-- Records to use --
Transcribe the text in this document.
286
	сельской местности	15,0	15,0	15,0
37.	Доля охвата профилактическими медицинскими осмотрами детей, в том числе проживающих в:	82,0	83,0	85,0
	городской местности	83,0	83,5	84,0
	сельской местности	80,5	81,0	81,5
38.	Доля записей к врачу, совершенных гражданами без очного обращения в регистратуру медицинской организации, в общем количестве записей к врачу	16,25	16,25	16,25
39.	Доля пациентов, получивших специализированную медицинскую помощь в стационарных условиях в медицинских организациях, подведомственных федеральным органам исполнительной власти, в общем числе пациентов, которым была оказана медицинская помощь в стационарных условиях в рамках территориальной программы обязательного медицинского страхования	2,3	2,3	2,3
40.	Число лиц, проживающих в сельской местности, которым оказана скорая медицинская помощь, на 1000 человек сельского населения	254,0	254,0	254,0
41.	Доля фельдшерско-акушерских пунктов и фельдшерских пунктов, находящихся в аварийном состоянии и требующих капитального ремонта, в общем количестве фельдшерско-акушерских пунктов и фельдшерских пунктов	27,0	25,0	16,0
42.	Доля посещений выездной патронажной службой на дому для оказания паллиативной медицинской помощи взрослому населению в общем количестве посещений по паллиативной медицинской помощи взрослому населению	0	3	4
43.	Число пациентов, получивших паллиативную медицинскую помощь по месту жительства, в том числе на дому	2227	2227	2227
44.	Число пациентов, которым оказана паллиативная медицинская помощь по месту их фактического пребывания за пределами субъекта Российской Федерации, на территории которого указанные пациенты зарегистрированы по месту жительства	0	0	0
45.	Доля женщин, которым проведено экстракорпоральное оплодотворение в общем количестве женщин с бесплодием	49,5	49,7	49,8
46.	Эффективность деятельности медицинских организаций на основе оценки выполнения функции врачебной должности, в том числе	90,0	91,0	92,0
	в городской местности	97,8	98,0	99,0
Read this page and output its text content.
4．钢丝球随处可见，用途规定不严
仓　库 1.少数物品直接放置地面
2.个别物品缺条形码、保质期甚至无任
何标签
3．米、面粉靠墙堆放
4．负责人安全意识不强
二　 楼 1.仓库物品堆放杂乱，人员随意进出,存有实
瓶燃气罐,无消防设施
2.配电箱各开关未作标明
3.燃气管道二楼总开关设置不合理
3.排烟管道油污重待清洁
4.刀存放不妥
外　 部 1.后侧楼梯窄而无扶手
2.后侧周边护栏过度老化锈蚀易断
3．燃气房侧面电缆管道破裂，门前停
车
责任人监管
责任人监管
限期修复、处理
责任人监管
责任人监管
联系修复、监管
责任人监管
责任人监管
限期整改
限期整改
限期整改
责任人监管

-- What the task requires --
Your task is to retype all of the records exactly.

-- The response --
Transcribe the text in this document.
286
	сельской местности	15,0	15,0	15,0
37.	Доля охвата профилактическими медицинскими осмотрами детей, в том числе проживающих в:	82,0	83,0	85,0
	городской местности	83,0	83,5	84,0
	сельской местности	80,5	81,0	81,5
38.	Доля записей к врачу, совершенных гражданами без очного обращения в регистратуру медицинской организации, в общем количестве записей к врачу	16,25	16,25	16,25
39.	Доля пациентов, получивших специализированную медицинскую помощь в стационарных условиях в медицинских организациях, подведомственных федеральным органам исполнительной власти, в общем числе пациентов, которым была оказана медицинская помощь в стационарных условиях в рамках территориальной программы обязательного медицинского страхования	2,3	2,3	2,3
40.	Число лиц, проживающих в сельской местности, которым оказана скорая медицинская помощь, на 1000 человек сельского населения	254,0	254,0	254,0
41.	Доля фельдшерско-акушерских пунктов и фельдшерских пунктов, находящихся в аварийном состоянии и требующих капитального ремонта, в общем количестве фельдшерско-акушерских пунктов и фельдшерских пунктов	27,0	25,0	16,0
42.	Доля посещений выездной патронажной службой на дому для оказания паллиативной медицинской помощи взрослому населению в общем количестве посещений по паллиативной медицинской помощи взрослому населению	0	3	4
43.	Число пациентов, получивших паллиативную медицинскую помощь по месту жительства, в том числе на дому	2227	2227	2227
44.	Число пациентов, которым оказана паллиативная медицинская помощь по месту их фактического пребывания за пределами субъекта Российской Федерации, на территории которого указанные пациенты зарегистрированы по месту жительства	0	0	0
45.	Доля женщин, которым проведено экстракорпоральное оплодотворение в общем количестве женщин с бесплодием	49,5	49,7	49,8
46.	Эффективность деятельности медицинских организаций на основе оценки выполнения функции врачебной должности, в том числе	90,0	91,0	92,0
	в городской местности	97,8	98,0	99,0
Read this page and output its text content.
4．钢丝球随处可见，用途规定不严
仓　库 1.少数物品直接放置地面
2.个别物品缺条形码、保质期甚至无任
何标签
3．米、面粉靠墙堆放
4．负责人安全意识不强
二　 楼 1.仓库物品堆放杂乱，人员随意进出,存有实
瓶燃气罐,无消防设施
2.配电箱各开关未作标明
3.燃气管道二楼总开关设置不合理
3.排烟管道油污重待清洁
4.刀存放不妥
外　 部 1.后侧楼梯窄而无扶手
2.后侧周边护栏过度老化锈蚀易断
3．燃气房侧面电缆管道破裂，门前停
车
责任人监管
责任人监管
限期修复、处理
责任人监管
责任人监管
联系修复、监管
责任人监管
责任人监管
限期整改
限期整改
限期整改
责任人监管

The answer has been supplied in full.